_Instructions for the task:_
Count the lines below that contain the word "very", and report only that number.

_Dataset records:_
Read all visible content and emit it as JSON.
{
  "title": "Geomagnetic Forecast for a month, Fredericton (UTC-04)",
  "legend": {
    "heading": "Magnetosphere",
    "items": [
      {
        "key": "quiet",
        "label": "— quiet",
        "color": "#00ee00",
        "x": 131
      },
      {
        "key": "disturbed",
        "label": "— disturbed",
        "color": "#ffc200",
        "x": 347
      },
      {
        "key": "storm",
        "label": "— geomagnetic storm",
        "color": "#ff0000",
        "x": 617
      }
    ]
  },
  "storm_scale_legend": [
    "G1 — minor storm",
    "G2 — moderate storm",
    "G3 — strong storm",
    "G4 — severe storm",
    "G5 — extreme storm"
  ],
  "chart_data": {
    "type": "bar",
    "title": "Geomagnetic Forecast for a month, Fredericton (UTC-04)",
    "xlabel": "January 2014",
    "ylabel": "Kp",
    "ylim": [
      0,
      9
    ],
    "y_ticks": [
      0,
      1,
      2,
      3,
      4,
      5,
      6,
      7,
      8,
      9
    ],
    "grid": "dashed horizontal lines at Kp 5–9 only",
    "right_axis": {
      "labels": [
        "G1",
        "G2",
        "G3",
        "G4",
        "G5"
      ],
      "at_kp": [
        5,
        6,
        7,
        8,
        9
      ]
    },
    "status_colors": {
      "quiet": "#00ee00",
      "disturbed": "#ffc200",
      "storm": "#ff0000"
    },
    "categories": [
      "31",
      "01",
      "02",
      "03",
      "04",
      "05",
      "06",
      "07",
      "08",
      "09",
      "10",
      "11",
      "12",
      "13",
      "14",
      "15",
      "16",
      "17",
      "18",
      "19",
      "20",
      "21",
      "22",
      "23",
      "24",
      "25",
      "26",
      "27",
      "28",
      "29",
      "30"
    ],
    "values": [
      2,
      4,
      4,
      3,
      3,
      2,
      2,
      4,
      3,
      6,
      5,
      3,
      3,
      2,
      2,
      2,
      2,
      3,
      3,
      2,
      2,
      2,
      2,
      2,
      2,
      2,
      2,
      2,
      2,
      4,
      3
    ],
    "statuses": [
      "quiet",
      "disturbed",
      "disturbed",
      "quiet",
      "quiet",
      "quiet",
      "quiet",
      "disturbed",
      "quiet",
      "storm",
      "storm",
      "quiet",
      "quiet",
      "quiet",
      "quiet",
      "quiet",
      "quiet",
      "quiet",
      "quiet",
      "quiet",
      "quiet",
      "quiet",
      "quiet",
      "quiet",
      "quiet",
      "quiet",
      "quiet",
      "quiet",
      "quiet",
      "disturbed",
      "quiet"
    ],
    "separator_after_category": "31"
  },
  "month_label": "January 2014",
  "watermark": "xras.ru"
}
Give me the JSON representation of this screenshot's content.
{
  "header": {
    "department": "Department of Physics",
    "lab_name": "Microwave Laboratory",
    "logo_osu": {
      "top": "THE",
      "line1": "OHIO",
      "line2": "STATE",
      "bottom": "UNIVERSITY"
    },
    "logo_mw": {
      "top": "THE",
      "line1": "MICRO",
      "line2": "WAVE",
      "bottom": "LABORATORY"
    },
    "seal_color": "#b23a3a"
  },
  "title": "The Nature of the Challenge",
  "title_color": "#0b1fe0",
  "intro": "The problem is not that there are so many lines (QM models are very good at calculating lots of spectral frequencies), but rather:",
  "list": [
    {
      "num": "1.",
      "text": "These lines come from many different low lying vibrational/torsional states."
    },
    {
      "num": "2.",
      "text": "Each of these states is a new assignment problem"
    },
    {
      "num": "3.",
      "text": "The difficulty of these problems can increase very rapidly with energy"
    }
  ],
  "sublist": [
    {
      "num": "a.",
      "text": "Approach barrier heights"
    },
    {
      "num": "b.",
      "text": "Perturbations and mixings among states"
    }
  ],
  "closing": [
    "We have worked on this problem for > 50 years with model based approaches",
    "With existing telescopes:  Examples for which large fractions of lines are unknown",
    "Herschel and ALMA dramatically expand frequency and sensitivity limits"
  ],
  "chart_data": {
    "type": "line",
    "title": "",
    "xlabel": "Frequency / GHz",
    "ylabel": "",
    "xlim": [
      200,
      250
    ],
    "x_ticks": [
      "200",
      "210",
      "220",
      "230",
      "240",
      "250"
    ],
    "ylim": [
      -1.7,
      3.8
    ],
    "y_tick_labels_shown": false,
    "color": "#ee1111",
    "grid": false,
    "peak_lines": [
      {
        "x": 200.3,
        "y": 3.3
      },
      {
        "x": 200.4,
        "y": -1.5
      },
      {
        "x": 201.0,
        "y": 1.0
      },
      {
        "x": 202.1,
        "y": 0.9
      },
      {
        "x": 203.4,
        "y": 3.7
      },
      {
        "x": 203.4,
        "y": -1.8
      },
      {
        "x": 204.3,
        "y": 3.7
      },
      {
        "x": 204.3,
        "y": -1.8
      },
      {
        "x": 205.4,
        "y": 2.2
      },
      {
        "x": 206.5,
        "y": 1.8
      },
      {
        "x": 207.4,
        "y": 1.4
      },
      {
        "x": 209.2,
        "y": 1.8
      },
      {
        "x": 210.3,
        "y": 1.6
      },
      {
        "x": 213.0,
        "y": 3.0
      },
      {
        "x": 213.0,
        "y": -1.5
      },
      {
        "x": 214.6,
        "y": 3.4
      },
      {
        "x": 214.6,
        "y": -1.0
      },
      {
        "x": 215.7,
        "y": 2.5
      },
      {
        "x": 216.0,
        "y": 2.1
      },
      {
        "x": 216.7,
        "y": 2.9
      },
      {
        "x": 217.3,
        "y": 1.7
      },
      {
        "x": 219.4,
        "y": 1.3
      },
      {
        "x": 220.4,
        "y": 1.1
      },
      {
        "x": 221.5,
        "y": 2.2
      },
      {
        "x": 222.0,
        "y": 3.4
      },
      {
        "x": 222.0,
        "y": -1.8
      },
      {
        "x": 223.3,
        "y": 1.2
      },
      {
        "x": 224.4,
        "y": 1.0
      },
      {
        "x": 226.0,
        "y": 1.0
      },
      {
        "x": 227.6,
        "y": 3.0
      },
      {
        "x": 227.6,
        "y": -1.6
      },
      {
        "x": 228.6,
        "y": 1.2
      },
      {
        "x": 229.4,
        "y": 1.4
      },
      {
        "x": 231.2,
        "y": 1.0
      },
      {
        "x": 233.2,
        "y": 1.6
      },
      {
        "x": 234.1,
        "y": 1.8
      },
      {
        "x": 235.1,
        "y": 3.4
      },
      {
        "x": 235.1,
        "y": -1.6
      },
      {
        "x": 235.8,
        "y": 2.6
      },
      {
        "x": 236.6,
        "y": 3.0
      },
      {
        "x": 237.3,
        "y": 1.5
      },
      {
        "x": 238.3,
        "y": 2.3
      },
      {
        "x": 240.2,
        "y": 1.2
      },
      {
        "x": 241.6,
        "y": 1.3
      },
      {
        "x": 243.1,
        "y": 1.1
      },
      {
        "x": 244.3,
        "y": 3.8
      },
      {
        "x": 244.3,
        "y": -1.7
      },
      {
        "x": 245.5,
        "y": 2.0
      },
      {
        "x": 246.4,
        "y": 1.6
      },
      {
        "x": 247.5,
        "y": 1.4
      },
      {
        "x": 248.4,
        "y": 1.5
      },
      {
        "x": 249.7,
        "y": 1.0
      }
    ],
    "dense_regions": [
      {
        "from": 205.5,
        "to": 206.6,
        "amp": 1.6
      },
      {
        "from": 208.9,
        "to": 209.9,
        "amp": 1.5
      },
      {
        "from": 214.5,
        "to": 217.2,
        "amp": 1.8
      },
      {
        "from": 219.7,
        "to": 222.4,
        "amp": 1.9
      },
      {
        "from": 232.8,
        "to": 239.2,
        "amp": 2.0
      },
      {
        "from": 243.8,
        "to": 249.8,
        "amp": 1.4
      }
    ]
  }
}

_Response to this task:_
2